··· Given records

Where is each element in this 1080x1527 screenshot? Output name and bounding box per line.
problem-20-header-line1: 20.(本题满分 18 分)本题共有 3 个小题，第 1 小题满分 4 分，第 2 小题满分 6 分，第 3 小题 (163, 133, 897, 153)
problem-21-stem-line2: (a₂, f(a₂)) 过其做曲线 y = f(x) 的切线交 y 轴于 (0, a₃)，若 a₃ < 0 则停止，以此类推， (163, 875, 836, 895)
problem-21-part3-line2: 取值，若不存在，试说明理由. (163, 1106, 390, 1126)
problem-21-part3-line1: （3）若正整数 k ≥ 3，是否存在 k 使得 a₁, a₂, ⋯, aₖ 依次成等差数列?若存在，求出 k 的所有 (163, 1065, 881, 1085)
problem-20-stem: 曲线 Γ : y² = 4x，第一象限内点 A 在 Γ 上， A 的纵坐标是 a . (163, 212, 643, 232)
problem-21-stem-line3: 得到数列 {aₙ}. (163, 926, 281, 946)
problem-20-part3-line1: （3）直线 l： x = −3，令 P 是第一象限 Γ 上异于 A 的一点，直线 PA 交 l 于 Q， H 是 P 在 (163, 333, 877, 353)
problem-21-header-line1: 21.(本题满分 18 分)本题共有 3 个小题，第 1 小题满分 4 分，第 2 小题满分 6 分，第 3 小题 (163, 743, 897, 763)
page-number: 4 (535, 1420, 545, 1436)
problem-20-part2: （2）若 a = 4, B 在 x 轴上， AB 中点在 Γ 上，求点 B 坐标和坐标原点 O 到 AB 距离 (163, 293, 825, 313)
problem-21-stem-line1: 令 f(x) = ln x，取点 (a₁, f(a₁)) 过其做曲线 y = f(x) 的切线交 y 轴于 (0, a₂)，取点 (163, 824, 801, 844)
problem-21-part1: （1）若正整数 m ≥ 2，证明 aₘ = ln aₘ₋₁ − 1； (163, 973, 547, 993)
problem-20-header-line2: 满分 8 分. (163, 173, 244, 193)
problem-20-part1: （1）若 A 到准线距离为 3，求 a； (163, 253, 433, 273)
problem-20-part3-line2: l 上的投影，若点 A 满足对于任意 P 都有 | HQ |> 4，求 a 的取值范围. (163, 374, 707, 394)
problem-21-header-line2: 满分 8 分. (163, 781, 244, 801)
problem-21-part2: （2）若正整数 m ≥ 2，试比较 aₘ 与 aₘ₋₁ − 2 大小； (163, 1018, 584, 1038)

······

Exercise requirements: Identify each line in the data above that contains the string "的切线交", and copy those lines in full.

Solution to the exercise:
problem-21-stem-line2: (a₂, f(a₂)) 过其做曲线 y = f(x) 的切线交 y 轴于 (0, a₃)，若 a₃ < 0 则停止，以此类推， (163, 875, 836, 895)
problem-21-stem-line1: 令 f(x) = ln x，取点 (a₁, f(a₁)) 过其做曲线 y = f(x) 的切线交 y 轴于 (0, a₂)，取点 (163, 824, 801, 844)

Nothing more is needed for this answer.